**Stated problem:** Establish how many lines in the material include the string "téglalap" and report it as a lone number.

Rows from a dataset
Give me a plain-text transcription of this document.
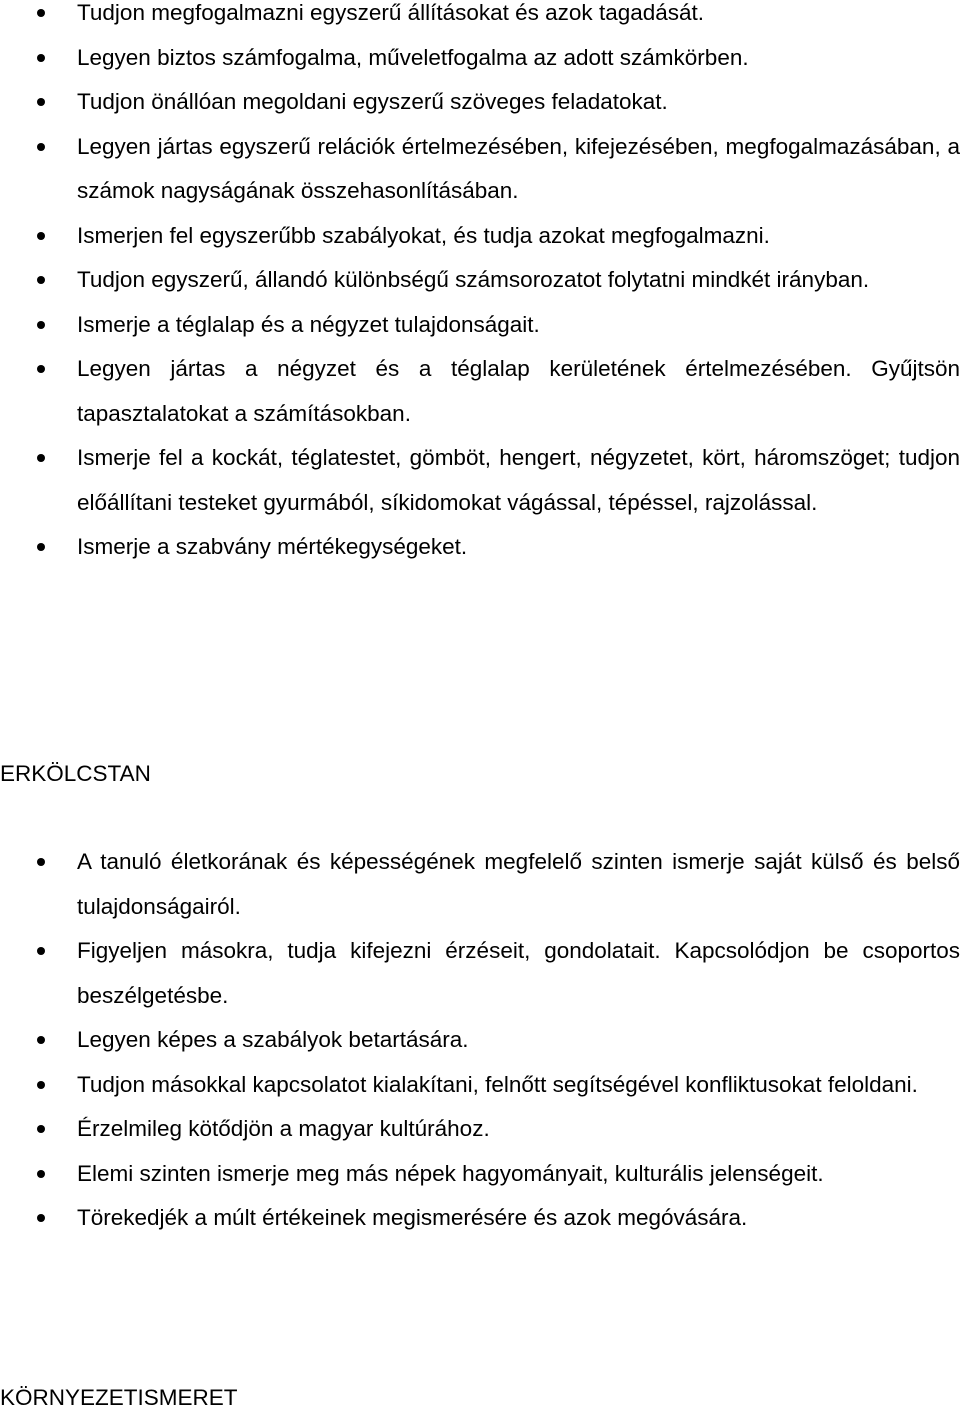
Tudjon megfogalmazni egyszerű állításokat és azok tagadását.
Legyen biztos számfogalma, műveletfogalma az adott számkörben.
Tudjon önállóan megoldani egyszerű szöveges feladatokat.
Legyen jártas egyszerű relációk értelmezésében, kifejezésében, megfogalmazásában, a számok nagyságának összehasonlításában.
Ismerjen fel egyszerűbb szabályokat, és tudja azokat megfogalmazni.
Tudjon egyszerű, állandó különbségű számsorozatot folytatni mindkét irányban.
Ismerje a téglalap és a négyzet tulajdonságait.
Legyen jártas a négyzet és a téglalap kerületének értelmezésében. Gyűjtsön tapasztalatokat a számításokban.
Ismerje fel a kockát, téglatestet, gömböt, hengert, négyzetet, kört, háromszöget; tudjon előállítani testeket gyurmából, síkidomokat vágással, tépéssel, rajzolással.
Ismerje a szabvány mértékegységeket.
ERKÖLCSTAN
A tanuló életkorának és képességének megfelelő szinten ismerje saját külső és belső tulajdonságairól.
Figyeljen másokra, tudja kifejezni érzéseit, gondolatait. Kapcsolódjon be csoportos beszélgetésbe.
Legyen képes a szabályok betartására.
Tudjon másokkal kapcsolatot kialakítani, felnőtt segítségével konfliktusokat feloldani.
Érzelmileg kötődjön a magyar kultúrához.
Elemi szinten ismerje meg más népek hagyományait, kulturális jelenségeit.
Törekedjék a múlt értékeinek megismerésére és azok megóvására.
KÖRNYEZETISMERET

--

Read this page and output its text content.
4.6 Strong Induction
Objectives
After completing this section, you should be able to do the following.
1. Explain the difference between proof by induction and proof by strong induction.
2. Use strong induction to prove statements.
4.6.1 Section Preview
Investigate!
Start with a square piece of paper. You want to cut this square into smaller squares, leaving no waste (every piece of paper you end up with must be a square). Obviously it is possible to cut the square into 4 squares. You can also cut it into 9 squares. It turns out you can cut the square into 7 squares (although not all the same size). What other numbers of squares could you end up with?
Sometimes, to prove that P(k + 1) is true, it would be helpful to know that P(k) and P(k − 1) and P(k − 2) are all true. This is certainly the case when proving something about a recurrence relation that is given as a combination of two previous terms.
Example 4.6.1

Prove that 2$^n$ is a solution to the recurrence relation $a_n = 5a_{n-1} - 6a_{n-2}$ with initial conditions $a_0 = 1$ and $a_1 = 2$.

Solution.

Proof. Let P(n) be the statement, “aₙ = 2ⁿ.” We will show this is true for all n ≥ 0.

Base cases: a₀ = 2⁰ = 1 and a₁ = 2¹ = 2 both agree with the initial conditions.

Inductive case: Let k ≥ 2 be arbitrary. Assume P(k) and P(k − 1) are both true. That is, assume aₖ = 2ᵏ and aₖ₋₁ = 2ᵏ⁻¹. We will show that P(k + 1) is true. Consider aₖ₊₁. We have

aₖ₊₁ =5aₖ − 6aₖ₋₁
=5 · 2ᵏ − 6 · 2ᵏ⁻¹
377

**Exercise answer:** 2